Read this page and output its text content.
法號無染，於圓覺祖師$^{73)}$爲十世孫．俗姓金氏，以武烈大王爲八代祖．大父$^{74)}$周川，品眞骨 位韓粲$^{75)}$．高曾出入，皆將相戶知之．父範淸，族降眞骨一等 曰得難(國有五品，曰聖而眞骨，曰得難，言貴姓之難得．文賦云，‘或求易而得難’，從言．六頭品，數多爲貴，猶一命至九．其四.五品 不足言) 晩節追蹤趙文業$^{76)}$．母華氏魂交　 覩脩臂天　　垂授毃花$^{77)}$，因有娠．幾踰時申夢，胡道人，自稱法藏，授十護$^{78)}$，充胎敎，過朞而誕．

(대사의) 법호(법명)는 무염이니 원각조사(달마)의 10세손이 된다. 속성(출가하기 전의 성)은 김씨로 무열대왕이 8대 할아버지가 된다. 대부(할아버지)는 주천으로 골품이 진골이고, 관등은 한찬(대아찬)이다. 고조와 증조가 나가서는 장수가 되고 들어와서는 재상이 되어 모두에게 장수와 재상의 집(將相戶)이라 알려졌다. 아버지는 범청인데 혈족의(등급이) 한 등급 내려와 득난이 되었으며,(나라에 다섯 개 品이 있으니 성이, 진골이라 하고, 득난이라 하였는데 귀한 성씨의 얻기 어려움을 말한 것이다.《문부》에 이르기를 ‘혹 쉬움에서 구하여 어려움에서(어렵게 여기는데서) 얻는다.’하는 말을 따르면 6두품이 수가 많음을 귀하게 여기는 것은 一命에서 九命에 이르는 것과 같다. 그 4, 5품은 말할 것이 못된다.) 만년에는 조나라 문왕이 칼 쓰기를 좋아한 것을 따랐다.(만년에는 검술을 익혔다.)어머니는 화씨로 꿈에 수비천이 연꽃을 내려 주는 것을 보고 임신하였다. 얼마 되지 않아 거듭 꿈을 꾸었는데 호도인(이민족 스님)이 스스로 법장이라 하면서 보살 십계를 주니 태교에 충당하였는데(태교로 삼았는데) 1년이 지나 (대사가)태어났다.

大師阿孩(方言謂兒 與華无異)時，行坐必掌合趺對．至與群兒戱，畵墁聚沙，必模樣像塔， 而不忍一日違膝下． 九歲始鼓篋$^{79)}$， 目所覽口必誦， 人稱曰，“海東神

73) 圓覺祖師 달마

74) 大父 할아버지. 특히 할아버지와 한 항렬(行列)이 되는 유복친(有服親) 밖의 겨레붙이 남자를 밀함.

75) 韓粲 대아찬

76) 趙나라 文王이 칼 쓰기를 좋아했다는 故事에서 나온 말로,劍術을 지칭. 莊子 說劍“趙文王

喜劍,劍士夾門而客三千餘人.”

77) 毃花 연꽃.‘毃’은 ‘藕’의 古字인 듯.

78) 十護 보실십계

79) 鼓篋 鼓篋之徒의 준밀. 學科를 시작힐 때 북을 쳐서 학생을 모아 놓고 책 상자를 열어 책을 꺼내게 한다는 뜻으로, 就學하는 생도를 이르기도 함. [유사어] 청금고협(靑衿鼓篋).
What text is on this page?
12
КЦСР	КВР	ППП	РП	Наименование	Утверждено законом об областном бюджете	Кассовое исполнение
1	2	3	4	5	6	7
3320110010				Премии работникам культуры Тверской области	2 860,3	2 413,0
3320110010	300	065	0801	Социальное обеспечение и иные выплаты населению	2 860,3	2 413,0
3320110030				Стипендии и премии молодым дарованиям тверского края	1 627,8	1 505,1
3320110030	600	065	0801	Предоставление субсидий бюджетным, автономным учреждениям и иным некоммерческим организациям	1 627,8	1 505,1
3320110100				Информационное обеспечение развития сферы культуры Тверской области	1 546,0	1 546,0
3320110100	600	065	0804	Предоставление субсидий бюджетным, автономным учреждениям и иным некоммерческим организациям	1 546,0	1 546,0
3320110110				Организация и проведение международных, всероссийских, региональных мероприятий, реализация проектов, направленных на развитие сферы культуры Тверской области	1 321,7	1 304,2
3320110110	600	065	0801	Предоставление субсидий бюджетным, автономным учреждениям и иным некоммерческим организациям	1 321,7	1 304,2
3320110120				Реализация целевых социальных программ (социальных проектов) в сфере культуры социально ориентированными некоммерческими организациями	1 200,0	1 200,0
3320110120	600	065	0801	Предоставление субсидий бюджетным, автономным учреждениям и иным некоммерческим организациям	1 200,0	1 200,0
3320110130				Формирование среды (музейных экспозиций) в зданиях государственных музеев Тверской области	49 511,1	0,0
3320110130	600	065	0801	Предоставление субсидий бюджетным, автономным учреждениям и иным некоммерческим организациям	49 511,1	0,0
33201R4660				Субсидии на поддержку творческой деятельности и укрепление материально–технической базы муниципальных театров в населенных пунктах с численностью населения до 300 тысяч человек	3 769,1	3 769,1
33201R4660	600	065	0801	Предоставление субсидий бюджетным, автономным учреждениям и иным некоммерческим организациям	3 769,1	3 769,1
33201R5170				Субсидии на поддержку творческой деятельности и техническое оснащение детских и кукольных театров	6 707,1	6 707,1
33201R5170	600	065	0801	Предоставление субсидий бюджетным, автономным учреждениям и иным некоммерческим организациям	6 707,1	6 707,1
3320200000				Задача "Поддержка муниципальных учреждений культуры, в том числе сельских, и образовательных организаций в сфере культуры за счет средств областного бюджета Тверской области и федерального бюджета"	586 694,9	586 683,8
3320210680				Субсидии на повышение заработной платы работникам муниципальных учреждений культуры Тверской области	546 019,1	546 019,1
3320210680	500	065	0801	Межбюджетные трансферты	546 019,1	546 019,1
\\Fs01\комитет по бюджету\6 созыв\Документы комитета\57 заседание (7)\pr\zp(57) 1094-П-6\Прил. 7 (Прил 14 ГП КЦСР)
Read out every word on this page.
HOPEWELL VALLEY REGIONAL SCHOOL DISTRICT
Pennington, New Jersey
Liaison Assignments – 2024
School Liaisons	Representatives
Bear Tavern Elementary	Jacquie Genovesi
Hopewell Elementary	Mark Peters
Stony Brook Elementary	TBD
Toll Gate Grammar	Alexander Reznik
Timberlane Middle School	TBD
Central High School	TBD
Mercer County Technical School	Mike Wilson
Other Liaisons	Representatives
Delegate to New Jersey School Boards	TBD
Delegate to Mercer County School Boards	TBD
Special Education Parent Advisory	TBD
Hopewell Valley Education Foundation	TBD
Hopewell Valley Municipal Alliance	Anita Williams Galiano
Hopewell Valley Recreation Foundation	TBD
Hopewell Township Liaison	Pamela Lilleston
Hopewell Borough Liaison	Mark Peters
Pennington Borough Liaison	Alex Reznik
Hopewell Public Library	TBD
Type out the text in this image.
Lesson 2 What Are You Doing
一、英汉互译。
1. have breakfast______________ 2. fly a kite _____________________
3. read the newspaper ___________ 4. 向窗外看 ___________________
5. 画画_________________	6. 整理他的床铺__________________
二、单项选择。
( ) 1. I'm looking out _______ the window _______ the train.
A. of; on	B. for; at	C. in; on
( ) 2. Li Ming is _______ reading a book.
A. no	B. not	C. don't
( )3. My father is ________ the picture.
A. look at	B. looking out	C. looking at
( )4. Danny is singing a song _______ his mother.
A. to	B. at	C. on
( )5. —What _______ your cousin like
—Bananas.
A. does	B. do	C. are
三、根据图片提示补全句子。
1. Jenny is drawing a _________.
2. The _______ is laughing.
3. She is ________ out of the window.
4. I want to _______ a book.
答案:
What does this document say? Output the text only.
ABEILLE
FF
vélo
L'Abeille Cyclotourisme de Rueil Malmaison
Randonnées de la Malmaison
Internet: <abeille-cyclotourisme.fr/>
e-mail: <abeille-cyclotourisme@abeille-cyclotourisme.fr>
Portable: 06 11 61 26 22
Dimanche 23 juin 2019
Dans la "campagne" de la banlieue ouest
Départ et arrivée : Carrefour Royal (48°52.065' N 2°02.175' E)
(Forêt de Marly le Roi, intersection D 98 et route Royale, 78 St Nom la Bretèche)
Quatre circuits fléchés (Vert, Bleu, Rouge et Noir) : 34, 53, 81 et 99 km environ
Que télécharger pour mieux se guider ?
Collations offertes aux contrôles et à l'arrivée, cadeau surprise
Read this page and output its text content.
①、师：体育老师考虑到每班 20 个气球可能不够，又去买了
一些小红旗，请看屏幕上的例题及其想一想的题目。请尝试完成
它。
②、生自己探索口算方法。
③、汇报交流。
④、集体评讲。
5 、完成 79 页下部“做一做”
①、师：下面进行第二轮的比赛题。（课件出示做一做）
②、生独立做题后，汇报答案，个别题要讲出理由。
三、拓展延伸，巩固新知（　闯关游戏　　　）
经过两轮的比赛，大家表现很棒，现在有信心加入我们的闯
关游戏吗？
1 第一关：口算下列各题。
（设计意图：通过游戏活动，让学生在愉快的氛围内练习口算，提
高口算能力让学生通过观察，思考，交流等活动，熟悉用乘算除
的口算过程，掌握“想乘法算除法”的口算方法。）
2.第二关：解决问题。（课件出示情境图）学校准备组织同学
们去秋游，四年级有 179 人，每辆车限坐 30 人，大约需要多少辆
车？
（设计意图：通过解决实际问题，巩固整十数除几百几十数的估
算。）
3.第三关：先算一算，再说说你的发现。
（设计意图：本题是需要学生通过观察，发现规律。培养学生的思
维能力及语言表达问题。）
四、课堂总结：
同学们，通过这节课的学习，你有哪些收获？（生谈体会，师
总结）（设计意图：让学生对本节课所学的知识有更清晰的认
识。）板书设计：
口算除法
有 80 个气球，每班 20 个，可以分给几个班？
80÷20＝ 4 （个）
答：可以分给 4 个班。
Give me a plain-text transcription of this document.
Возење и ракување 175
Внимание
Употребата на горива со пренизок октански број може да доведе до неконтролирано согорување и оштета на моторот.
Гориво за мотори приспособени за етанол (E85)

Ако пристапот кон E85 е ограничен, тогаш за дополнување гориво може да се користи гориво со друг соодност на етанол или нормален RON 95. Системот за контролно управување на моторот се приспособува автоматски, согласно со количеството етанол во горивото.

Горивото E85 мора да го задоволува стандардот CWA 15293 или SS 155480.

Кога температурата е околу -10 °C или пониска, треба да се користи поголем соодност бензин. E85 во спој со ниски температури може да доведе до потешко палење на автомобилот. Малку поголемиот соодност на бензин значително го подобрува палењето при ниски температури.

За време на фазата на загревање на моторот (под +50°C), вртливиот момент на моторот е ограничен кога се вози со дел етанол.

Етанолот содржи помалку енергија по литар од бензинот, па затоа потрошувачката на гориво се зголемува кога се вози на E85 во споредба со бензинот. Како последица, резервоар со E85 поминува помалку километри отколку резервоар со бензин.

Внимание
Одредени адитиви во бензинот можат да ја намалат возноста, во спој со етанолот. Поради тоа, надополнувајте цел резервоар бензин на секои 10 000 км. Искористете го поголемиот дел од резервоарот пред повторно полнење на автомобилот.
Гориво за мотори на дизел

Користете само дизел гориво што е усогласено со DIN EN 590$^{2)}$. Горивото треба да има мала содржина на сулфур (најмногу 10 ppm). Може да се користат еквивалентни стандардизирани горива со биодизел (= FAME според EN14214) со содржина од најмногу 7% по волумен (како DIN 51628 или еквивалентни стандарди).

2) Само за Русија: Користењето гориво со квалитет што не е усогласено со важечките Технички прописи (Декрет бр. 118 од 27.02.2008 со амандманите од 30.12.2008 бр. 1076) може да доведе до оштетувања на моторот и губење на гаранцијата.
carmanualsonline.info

## GIVEN REQUEST
Copy every single line of the material above that holds "Reznik".

## SOLUTION TO THIS PROBLEM
Toll Gate Grammar	Alexander Reznik
Pennington Borough Liaison	Alex Reznik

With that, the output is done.